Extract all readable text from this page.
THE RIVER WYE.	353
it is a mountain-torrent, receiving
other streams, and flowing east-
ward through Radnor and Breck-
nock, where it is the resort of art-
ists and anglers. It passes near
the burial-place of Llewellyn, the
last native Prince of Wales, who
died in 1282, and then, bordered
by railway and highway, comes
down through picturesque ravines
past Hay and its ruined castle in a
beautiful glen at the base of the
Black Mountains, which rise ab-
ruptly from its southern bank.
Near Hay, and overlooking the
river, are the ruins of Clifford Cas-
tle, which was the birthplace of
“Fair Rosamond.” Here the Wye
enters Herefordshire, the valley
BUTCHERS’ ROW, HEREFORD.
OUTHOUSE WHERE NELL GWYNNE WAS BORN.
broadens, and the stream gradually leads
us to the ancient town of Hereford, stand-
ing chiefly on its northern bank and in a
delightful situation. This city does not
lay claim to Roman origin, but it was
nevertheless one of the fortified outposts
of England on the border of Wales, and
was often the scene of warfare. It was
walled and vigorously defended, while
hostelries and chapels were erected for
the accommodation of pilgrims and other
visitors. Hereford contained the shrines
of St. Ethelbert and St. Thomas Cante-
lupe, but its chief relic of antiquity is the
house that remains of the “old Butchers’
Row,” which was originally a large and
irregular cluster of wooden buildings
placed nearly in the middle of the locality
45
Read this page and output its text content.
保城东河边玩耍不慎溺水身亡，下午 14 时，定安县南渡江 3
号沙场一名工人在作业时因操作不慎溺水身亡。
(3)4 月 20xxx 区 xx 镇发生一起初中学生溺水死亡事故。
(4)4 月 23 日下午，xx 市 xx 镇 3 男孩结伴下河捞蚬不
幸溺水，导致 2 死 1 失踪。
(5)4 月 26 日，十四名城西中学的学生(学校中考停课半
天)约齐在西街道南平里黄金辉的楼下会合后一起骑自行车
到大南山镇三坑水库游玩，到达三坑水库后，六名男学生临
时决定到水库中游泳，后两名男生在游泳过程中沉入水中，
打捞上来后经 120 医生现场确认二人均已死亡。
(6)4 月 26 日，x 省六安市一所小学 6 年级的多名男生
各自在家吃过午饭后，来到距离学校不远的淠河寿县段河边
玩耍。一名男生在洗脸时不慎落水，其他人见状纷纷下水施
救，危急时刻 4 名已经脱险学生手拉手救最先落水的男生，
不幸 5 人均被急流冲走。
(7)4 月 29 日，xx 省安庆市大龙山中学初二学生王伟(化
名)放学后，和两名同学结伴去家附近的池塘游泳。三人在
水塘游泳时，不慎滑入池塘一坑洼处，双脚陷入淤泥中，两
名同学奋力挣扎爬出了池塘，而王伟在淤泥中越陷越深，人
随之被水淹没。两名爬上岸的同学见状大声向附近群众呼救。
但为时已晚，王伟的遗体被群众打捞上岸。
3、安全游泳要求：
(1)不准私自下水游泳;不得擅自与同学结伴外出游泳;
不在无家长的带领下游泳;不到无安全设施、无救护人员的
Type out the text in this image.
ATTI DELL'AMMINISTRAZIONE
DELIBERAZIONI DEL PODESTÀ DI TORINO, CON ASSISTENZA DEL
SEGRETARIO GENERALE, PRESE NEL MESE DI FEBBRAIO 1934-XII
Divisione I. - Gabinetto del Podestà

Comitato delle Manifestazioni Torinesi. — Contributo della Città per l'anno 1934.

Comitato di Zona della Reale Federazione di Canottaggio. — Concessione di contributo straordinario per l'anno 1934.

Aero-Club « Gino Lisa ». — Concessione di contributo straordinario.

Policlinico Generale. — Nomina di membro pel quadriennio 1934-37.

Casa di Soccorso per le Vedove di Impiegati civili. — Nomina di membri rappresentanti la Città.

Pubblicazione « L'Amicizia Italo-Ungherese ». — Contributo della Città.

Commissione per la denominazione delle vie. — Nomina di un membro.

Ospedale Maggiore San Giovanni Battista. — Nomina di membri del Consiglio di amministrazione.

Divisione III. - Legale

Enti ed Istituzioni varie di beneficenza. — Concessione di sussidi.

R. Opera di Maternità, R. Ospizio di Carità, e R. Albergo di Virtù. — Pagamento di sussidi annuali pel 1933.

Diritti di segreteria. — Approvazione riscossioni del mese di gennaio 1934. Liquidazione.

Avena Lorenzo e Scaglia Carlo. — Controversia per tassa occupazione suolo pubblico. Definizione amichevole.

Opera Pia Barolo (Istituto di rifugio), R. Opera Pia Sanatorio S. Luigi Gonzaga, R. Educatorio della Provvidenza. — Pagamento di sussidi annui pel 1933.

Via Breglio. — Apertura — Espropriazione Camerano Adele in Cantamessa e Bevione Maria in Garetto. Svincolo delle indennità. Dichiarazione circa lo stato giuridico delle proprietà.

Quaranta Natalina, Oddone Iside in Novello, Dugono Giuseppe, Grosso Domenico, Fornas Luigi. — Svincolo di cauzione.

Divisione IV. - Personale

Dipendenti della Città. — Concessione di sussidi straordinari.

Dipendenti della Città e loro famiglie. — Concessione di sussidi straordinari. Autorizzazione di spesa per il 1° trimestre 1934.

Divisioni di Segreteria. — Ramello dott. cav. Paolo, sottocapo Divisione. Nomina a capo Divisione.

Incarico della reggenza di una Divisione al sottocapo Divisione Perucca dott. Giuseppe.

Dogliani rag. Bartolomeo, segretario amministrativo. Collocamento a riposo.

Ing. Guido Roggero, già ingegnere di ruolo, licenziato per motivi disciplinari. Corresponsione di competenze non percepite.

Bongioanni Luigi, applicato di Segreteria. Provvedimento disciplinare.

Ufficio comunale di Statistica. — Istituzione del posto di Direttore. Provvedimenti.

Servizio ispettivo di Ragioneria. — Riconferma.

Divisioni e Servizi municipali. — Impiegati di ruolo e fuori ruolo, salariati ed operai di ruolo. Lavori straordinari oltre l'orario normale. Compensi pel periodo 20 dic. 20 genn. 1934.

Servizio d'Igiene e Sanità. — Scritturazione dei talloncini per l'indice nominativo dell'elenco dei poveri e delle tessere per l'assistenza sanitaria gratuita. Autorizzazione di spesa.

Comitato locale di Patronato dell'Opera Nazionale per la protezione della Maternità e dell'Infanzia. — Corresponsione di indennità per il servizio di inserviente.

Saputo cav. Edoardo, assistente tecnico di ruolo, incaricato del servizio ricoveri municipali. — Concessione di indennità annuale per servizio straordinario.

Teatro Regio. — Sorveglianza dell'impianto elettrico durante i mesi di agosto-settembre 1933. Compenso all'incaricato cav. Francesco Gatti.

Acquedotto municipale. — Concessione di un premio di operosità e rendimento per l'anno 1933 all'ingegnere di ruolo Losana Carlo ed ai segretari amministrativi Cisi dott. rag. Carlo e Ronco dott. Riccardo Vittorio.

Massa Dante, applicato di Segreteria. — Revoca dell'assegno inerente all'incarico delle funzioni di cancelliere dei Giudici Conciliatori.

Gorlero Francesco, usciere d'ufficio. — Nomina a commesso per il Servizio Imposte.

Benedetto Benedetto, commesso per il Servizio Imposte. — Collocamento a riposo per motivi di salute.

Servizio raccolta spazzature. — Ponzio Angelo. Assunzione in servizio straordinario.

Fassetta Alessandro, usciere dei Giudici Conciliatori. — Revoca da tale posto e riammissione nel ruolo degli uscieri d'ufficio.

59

■ ■ ■ ■ ■ ■ ■

*STATED EXERCISE*. Return a copy of every line that includes the word "Conciliatori".

*COMPLETE OUTPUT*.
Massa Dante, applicato di Segreteria. — Revoca dell'assegno inerente all'incarico delle funzioni di cancelliere dei Giudici Conciliatori.
Fassetta Alessandro, usciere dei Giudici Conciliatori. — Revoca da tale posto e riammissione nel ruolo degli uscieri d'ufficio.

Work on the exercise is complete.